• [Set exercise]: Output only the lines that run from the line holding "Convert this chart" to the end of the entries, both ends included, and skip the pictures.

-- begin Records for this task --

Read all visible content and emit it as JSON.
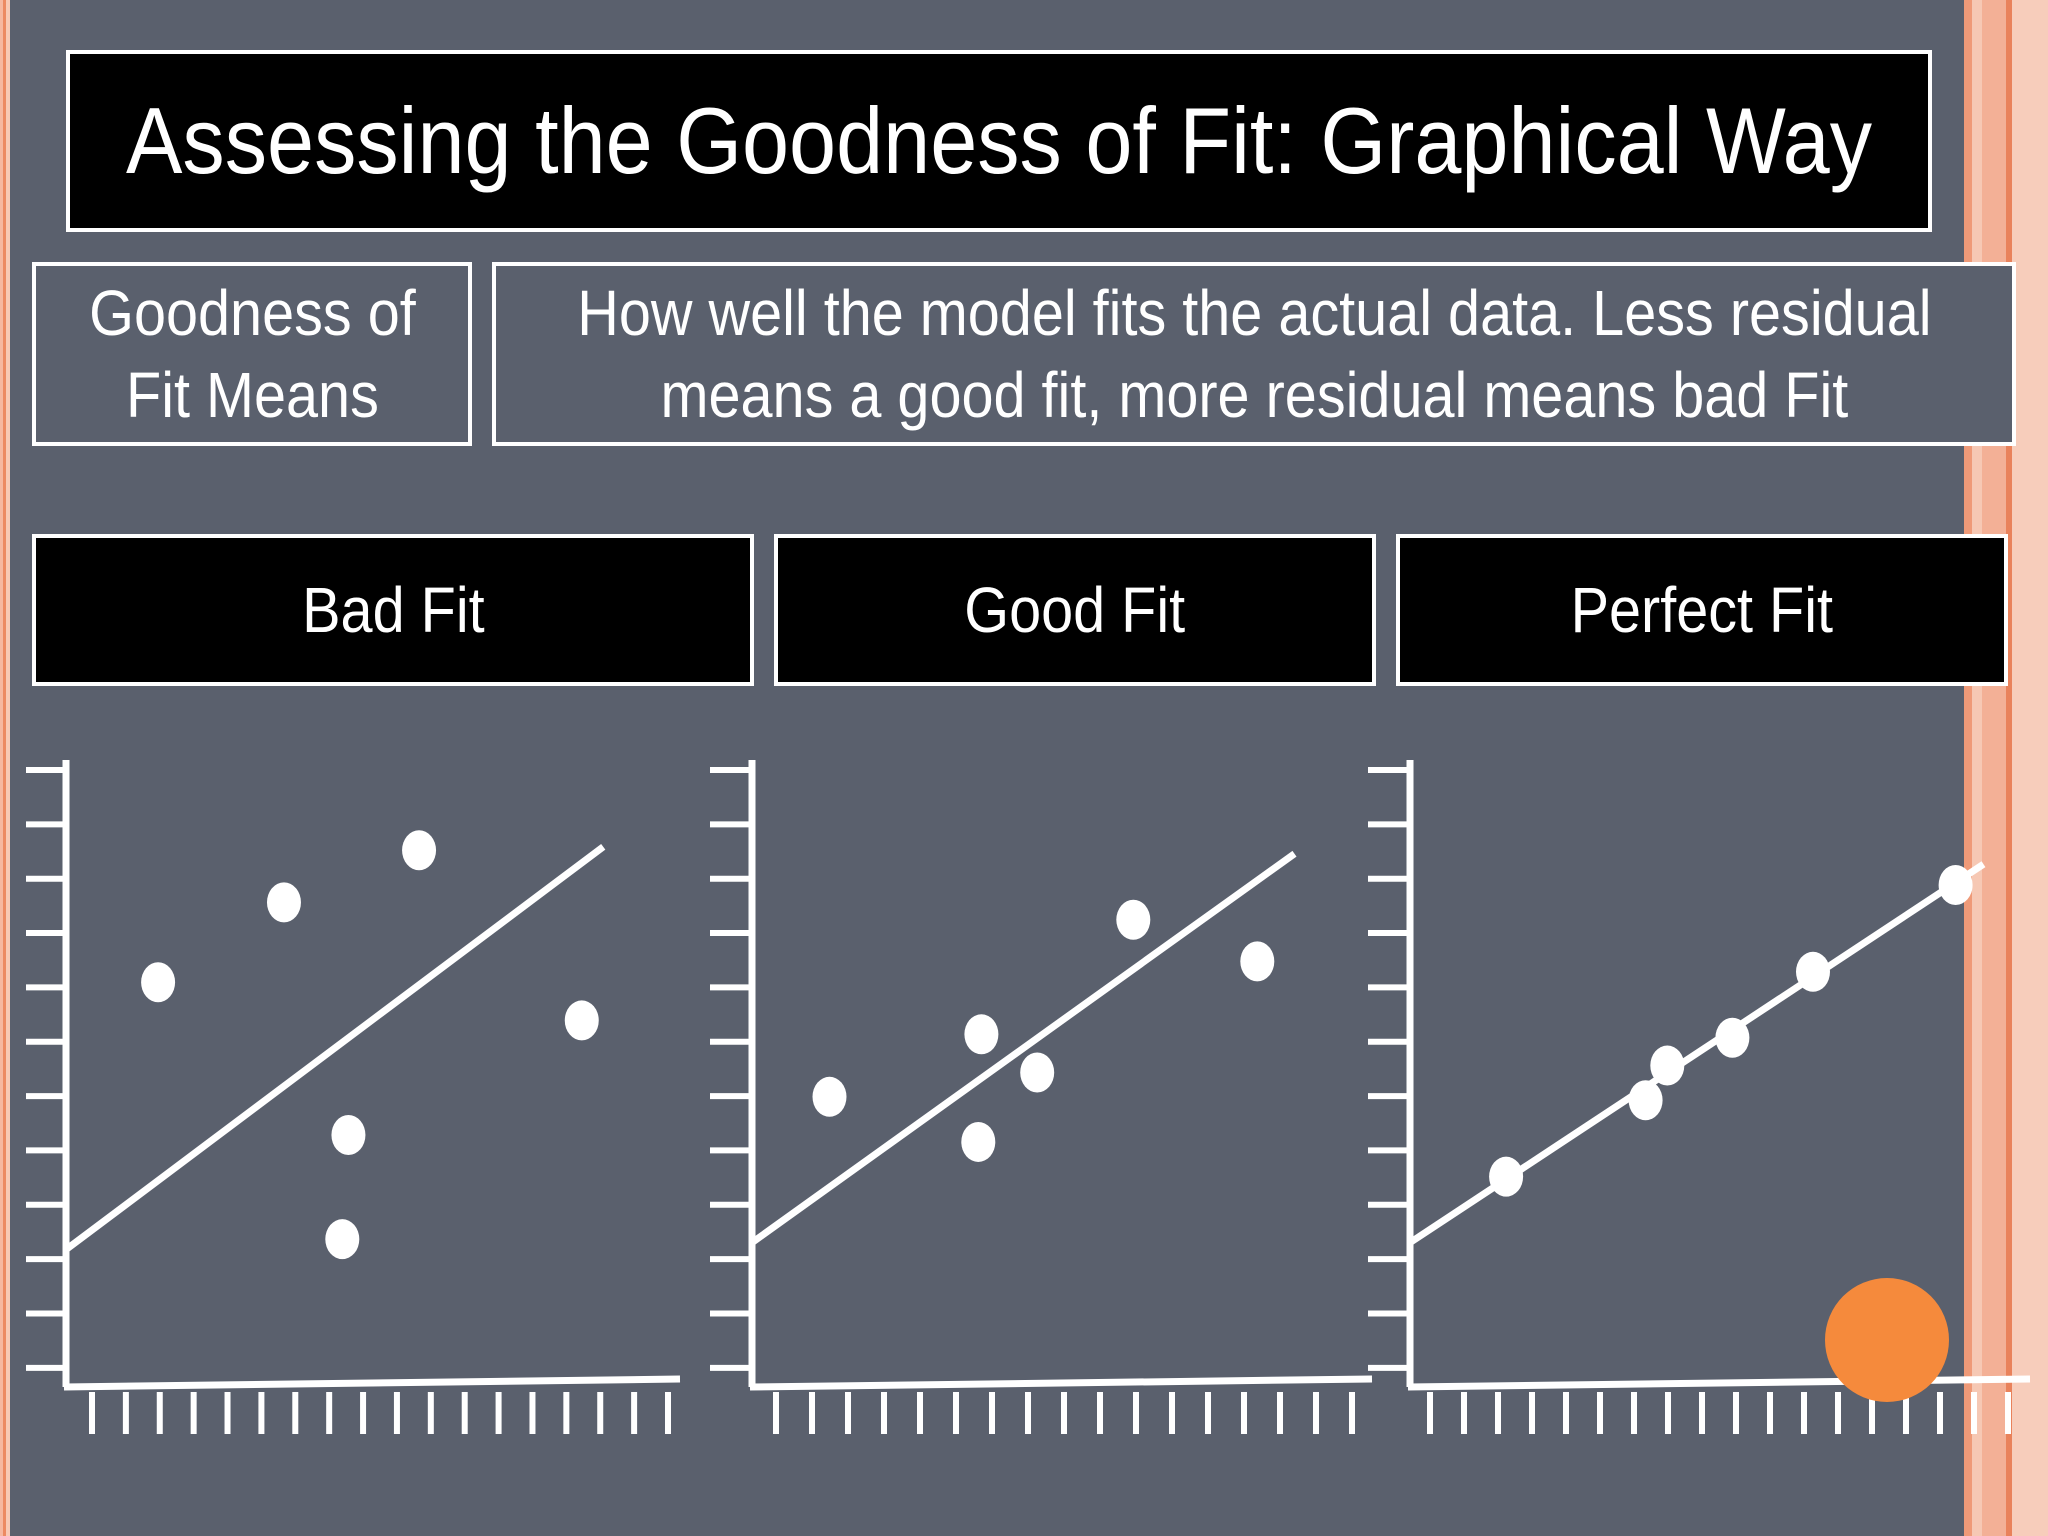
{
  "slide": {
    "title": "Assessing the Goodness of Fit: Graphical Way",
    "term": "Goodness of\nFit Means",
    "definition": "How well the model fits the actual data. Less residual\nmeans a good fit, more residual means bad Fit"
  },
  "colors": {
    "background": "#5a606d",
    "text": "#ffffff",
    "header_fill": "#000000",
    "accent_orange": "#f58a3c",
    "stripe_salmon": "#f3b096"
  },
  "panels": [
    {
      "label": "Bad Fit",
      "points": [
        [
          3,
          11.6
        ],
        [
          7.1,
          13.9
        ],
        [
          11.5,
          15.4
        ],
        [
          9,
          4.2
        ],
        [
          9.2,
          7.2
        ],
        [
          16.8,
          10.5
        ]
      ],
      "line": [
        [
          0,
          3.9
        ],
        [
          17.5,
          15.5
        ]
      ]
    },
    {
      "label": "Good Fit",
      "points": [
        [
          2.5,
          8.3
        ],
        [
          7.3,
          7
        ],
        [
          7.4,
          10.1
        ],
        [
          9.2,
          9
        ],
        [
          12.3,
          13.4
        ],
        [
          16.3,
          12.2
        ]
      ],
      "line": [
        [
          0,
          4.1
        ],
        [
          17.5,
          15.3
        ]
      ]
    },
    {
      "label": "Perfect Fit",
      "points": [
        [
          3.1,
          6
        ],
        [
          7.6,
          8.2
        ],
        [
          8.3,
          9.2
        ],
        [
          10.4,
          10
        ],
        [
          13,
          11.9
        ],
        [
          17.6,
          14.4
        ]
      ],
      "line": [
        [
          0,
          4.1
        ],
        [
          18.5,
          15
        ]
      ]
    }
  ]
}
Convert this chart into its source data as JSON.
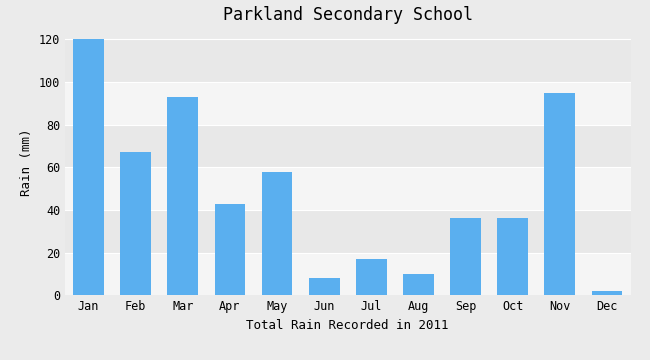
{
  "title": "Parkland Secondary School",
  "xlabel": "Total Rain Recorded in 2011",
  "ylabel": "Rain (mm)",
  "months": [
    "Jan",
    "Feb",
    "Mar",
    "Apr",
    "May",
    "Jun",
    "Jul",
    "Aug",
    "Sep",
    "Oct",
    "Nov",
    "Dec"
  ],
  "values": [
    120,
    67,
    93,
    43,
    58,
    8,
    17,
    10,
    36,
    36,
    95,
    2
  ],
  "bar_color": "#5aafef",
  "background_color": "#ebebeb",
  "band_colors": [
    "#f5f5f5",
    "#e8e8e8"
  ],
  "ylim": [
    0,
    125
  ],
  "yticks": [
    0,
    20,
    40,
    60,
    80,
    100,
    120
  ],
  "title_fontsize": 12,
  "label_fontsize": 9,
  "tick_fontsize": 8.5
}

-- end Records for this task --

• [Worked answer]:
Convert this chart into its source data as JSON.
{
  "title": "Parkland Secondary School",
  "xlabel": "Total Rain Recorded in 2011",
  "ylabel": "Rain (mm)",
  "months": [
    "Jan",
    "Feb",
    "Mar",
    "Apr",
    "May",
    "Jun",
    "Jul",
    "Aug",
    "Sep",
    "Oct",
    "Nov",
    "Dec"
  ],
  "values": [
    120,
    67,
    93,
    43,
    58,
    8,
    17,
    10,
    36,
    36,
    95,
    2
  ],
  "bar_color": "#5aafef",
  "background_color": "#ebebeb",
  "band_colors": [
    "#f5f5f5",
    "#e8e8e8"
  ],
  "ylim": [
    0,
    125
  ],
  "yticks": [
    0,
    20,
    40,
    60,
    80,
    100,
    120
  ],
  "title_fontsize": 12,
  "label_fontsize": 9,
  "tick_fontsize": 8.5
}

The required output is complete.